● The exercise:
Reproduce the data in its entirety, exactly as supplied.

● Data shown:
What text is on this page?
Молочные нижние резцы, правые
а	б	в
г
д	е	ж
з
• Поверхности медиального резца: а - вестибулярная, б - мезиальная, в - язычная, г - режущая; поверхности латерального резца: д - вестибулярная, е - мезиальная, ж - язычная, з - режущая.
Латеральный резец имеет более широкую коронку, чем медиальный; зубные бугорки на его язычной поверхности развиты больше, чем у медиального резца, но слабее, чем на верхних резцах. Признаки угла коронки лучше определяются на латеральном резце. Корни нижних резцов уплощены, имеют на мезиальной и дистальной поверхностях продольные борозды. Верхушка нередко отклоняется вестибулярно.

● Answer for the task:
What text is on this page?
Молочные нижние резцы, правые
а	б	в
г
д	е	ж
з
• Поверхности медиального резца: а - вестибулярная, б - мезиальная, в - язычная, г - режущая; поверхности латерального резца: д - вестибулярная, е - мезиальная, ж - язычная, з - режущая.
Латеральный резец имеет более широкую коронку, чем медиальный; зубные бугорки на его язычной поверхности развиты больше, чем у медиального резца, но слабее, чем на верхних резцах. Признаки угла коронки лучше определяются на латеральном резце. Корни нижних резцов уплощены, имеют на мезиальной и дистальной поверхностях продольные борозды. Верхушка нередко отклоняется вестибулярно.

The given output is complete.